--- START PROVIDED RECORDS ---

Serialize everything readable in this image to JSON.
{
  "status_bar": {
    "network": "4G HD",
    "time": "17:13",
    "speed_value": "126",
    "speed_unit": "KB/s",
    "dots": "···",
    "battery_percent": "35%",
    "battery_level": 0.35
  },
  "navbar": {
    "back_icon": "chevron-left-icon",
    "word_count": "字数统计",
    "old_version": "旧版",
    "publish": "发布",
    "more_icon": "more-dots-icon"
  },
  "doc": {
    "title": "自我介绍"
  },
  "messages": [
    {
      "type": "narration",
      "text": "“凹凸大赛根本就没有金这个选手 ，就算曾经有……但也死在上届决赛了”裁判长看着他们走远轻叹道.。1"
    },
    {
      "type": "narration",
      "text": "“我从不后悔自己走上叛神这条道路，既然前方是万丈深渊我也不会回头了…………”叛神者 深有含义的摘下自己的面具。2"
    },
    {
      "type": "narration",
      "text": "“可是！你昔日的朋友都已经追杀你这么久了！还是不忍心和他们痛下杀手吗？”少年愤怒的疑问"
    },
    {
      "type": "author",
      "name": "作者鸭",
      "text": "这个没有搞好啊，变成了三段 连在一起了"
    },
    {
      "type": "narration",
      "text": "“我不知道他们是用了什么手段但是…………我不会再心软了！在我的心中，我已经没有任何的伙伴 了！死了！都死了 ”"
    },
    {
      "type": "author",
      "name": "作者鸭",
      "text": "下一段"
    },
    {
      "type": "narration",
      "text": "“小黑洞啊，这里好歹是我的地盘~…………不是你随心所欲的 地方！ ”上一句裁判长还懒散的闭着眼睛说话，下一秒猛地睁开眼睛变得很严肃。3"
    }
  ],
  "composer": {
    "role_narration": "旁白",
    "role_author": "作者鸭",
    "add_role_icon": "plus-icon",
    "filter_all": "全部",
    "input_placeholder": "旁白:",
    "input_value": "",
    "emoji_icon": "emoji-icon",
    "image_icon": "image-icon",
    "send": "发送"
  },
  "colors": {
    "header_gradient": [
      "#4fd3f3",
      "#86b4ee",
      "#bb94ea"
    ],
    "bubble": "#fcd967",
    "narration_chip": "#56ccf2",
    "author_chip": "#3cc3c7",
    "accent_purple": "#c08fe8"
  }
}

--- END PROVIDED RECORDS ---

__WORK INSTRUCTIONS__.
Every entry should be printed again exactly as written.

__FULL RESPONSE__.
Serialize everything readable in this image to JSON.
{
  "status_bar": {
    "network": "4G HD",
    "time": "17:13",
    "speed_value": "126",
    "speed_unit": "KB/s",
    "dots": "···",
    "battery_percent": "35%",
    "battery_level": 0.35
  },
  "navbar": {
    "back_icon": "chevron-left-icon",
    "word_count": "字数统计",
    "old_version": "旧版",
    "publish": "发布",
    "more_icon": "more-dots-icon"
  },
  "doc": {
    "title": "自我介绍"
  },
  "messages": [
    {
      "type": "narration",
      "text": "“凹凸大赛根本就没有金这个选手 ，就算曾经有……但也死在上届决赛了”裁判长看着他们走远轻叹道.。1"
    },
    {
      "type": "narration",
      "text": "“我从不后悔自己走上叛神这条道路，既然前方是万丈深渊我也不会回头了…………”叛神者 深有含义的摘下自己的面具。2"
    },
    {
      "type": "narration",
      "text": "“可是！你昔日的朋友都已经追杀你这么久了！还是不忍心和他们痛下杀手吗？”少年愤怒的疑问"
    },
    {
      "type": "author",
      "name": "作者鸭",
      "text": "这个没有搞好啊，变成了三段 连在一起了"
    },
    {
      "type": "narration",
      "text": "“我不知道他们是用了什么手段但是…………我不会再心软了！在我的心中，我已经没有任何的伙伴 了！死了！都死了 ”"
    },
    {
      "type": "author",
      "name": "作者鸭",
      "text": "下一段"
    },
    {
      "type": "narration",
      "text": "“小黑洞啊，这里好歹是我的地盘~…………不是你随心所欲的 地方！ ”上一句裁判长还懒散的闭着眼睛说话，下一秒猛地睁开眼睛变得很严肃。3"
    }
  ],
  "composer": {
    "role_narration": "旁白",
    "role_author": "作者鸭",
    "add_role_icon": "plus-icon",
    "filter_all": "全部",
    "input_placeholder": "旁白:",
    "input_value": "",
    "emoji_icon": "emoji-icon",
    "image_icon": "image-icon",
    "send": "发送"
  },
  "colors": {
    "header_gradient": [
      "#4fd3f3",
      "#86b4ee",
      "#bb94ea"
    ],
    "bubble": "#fcd967",
    "narration_chip": "#56ccf2",
    "author_chip": "#3cc3c7",
    "accent_purple": "#c08fe8"
  }
}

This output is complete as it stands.